::: Given data

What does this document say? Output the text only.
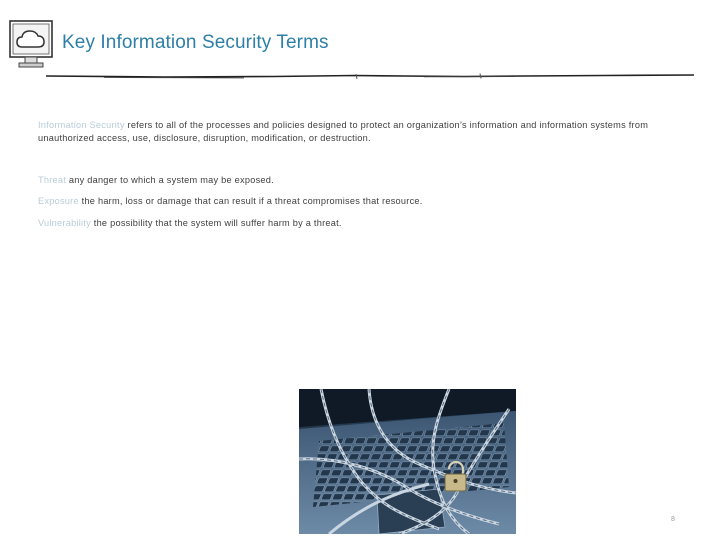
Key Information Security Terms
Information Security refers to all of the processes and policies designed to protect an organization’s information and information systems from unauthorized access, use, disclosure, disruption, modification, or destruction.
Threat any danger to which a system may be exposed.
Exposure the harm, loss or damage that can result if a threat compromises that resource.
Vulnerability the possibility that the system will suffer harm by a threat.
8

::::::

→ **Written problem**
How many lines in the records hold the string "Information"? Reply with the number alone.

→ **Output of the exercise**
2